In the records below, locate the line containing "Transcribe this image's", then extract it and all following lines exactly, ending with the last line.

-- START --

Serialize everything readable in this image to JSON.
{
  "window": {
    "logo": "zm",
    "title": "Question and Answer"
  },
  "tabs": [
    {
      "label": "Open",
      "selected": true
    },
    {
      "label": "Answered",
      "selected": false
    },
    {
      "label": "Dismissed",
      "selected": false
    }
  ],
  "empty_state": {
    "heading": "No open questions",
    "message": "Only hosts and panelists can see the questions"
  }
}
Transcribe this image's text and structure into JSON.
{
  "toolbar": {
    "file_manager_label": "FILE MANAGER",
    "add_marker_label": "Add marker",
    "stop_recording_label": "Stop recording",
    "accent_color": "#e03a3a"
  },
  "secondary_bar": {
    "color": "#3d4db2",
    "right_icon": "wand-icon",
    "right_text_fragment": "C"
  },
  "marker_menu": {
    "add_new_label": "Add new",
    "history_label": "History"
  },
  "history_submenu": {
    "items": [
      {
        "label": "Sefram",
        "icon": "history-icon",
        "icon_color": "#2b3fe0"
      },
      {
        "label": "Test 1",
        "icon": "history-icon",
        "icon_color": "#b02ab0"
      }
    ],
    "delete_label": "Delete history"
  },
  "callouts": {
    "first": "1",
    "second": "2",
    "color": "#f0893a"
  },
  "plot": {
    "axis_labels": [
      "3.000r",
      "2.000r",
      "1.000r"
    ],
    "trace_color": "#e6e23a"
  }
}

-- END --

» **Response to the exercise**
Transcribe this image's text and structure into JSON.
{
  "toolbar": {
    "file_manager_label": "FILE MANAGER",
    "add_marker_label": "Add marker",
    "stop_recording_label": "Stop recording",
    "accent_color": "#e03a3a"
  },
  "secondary_bar": {
    "color": "#3d4db2",
    "right_icon": "wand-icon",
    "right_text_fragment": "C"
  },
  "marker_menu": {
    "add_new_label": "Add new",
    "history_label": "History"
  },
  "history_submenu": {
    "items": [
      {
        "label": "Sefram",
        "icon": "history-icon",
        "icon_color": "#2b3fe0"
      },
      {
        "label": "Test 1",
        "icon": "history-icon",
        "icon_color": "#b02ab0"
      }
    ],
    "delete_label": "Delete history"
  },
  "callouts": {
    "first": "1",
    "second": "2",
    "color": "#f0893a"
  },
  "plot": {
    "axis_labels": [
      "3.000r",
      "2.000r",
      "1.000r"
    ],
    "trace_color": "#e6e23a"
  }
}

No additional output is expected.